» GIVEN PROBLEM:
Wherever the word "JSON" appears in a line, copy that line.

» RECORDED DATA:
·····

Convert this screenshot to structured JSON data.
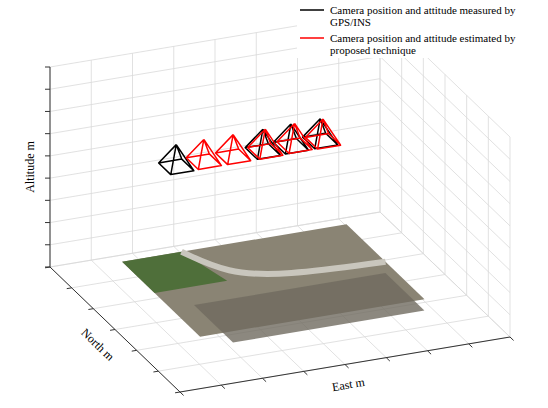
{
  "chart_data": {
    "type": "scatter3d",
    "xlabel": "East m",
    "ylabel": "North m",
    "zlabel": "Altitude m",
    "series": [
      {
        "name": "Camera position and attitude measured by GPS/INS",
        "color": "#000000",
        "marker": "pyramid",
        "x": [
          90,
          195,
          230,
          265
        ],
        "y": [
          180,
          180,
          182,
          181
        ],
        "z": [
          360,
          362,
          361,
          363
        ]
      },
      {
        "name": "Camera position and attitude estimated by proposed technique",
        "color": "#ff0000",
        "marker": "pyramid",
        "x": [
          125,
          160,
          200,
          235,
          270
        ],
        "y": [
          183,
          182,
          184,
          183,
          184
        ],
        "z": [
          358,
          359,
          357,
          360,
          358
        ]
      }
    ],
    "xlim": [
      0,
      400
    ],
    "ylim": [
      0,
      300
    ],
    "zlim": [
      0,
      450
    ],
    "xticks": [
      0,
      50,
      100,
      150,
      200,
      250,
      300,
      350,
      400
    ],
    "yticks": [
      0,
      50,
      100,
      150,
      200,
      250,
      300
    ],
    "zticks": [
      0,
      50,
      100,
      150,
      200,
      250,
      300,
      350,
      400,
      450
    ],
    "grid": true,
    "tick_labels": false,
    "legend": "upper right"
  }
}
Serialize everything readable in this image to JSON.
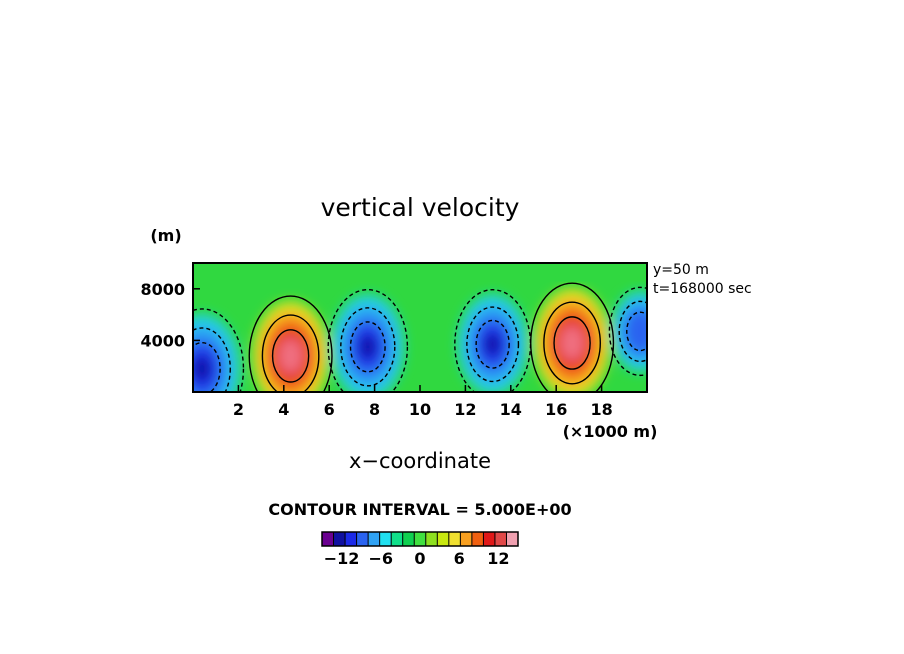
{
  "chart_data": {
    "type": "heatmap",
    "title": "vertical velocity",
    "xlabel": "x−coordinate",
    "x_unit": "(×1000 m)",
    "y_unit": "(m)",
    "xlim": [
      0,
      20
    ],
    "ylim": [
      0,
      10000
    ],
    "x_ticks": [
      2,
      4,
      6,
      8,
      10,
      12,
      14,
      16,
      18
    ],
    "x_tick_labels": [
      "2",
      "4",
      "6",
      "8",
      "10",
      "12",
      "14",
      "16",
      "18"
    ],
    "y_ticks": [
      4000,
      8000
    ],
    "y_tick_labels": [
      "4000",
      "8000"
    ],
    "annotations": [
      "y=50 m",
      "t=168000 sec"
    ],
    "contour_interval_text": "CONTOUR INTERVAL = 5.000E+00",
    "colorbar": {
      "tick_labels": [
        "−12",
        "−6",
        "0",
        "6",
        "12"
      ],
      "ticks": [
        -12,
        -6,
        0,
        6,
        12
      ],
      "colors": [
        "#6a0090",
        "#1010a0",
        "#1c2ae8",
        "#2a63f0",
        "#2fa2f4",
        "#20e0f0",
        "#10e08a",
        "#10d050",
        "#40e040",
        "#8ee020",
        "#c8e810",
        "#f0e030",
        "#f8a020",
        "#f06010",
        "#e01818",
        "#e04848",
        "#f0a0b0"
      ]
    },
    "features": [
      {
        "x": 0.4,
        "z": 1800,
        "w": -16
      },
      {
        "x": 4.3,
        "z": 2800,
        "w": 16
      },
      {
        "x": 7.7,
        "z": 3500,
        "w": -15
      },
      {
        "x": 13.2,
        "z": 3700,
        "w": -14
      },
      {
        "x": 16.7,
        "z": 3800,
        "w": 16
      },
      {
        "x": 19.7,
        "z": 4700,
        "w": -10
      }
    ]
  }
}
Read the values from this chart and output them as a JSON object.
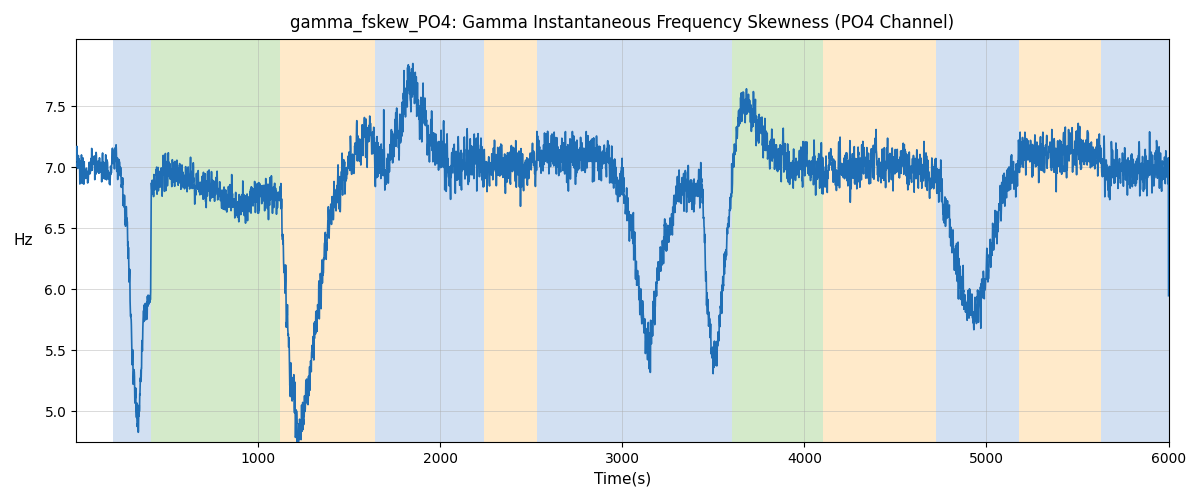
{
  "title": "gamma_fskew_PO4: Gamma Instantaneous Frequency Skewness (PO4 Channel)",
  "xlabel": "Time(s)",
  "ylabel": "Hz",
  "xlim": [
    0,
    6000
  ],
  "ylim": [
    4.75,
    8.05
  ],
  "yticks": [
    5.0,
    5.5,
    6.0,
    6.5,
    7.0,
    7.5
  ],
  "xticks": [
    1000,
    2000,
    3000,
    4000,
    5000,
    6000
  ],
  "line_color": "#1f6eb5",
  "line_width": 1.2,
  "background_color": "#ffffff",
  "grid_color": "#aaaaaa",
  "bands": [
    {
      "start": 200,
      "end": 410,
      "color": "#adc8e8",
      "alpha": 0.55
    },
    {
      "start": 410,
      "end": 1120,
      "color": "#b2d9a0",
      "alpha": 0.55
    },
    {
      "start": 1120,
      "end": 1640,
      "color": "#ffd9a0",
      "alpha": 0.55
    },
    {
      "start": 1640,
      "end": 2240,
      "color": "#adc8e8",
      "alpha": 0.55
    },
    {
      "start": 2240,
      "end": 2530,
      "color": "#ffd9a0",
      "alpha": 0.55
    },
    {
      "start": 2530,
      "end": 3440,
      "color": "#adc8e8",
      "alpha": 0.55
    },
    {
      "start": 3440,
      "end": 3600,
      "color": "#adc8e8",
      "alpha": 0.55
    },
    {
      "start": 3600,
      "end": 4100,
      "color": "#b2d9a0",
      "alpha": 0.55
    },
    {
      "start": 4100,
      "end": 4720,
      "color": "#ffd9a0",
      "alpha": 0.55
    },
    {
      "start": 4720,
      "end": 5180,
      "color": "#adc8e8",
      "alpha": 0.55
    },
    {
      "start": 5180,
      "end": 5630,
      "color": "#ffd9a0",
      "alpha": 0.55
    },
    {
      "start": 5630,
      "end": 6000,
      "color": "#adc8e8",
      "alpha": 0.55
    }
  ],
  "figsize": [
    12.0,
    5.0
  ],
  "dpi": 100
}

·····

» ANSWER TO THE PROBLEM:
Convert this screenshot to structured JSON data.
Serialize everything readable in this image to JSON.
Read the values from this chart and output them as a JSON object.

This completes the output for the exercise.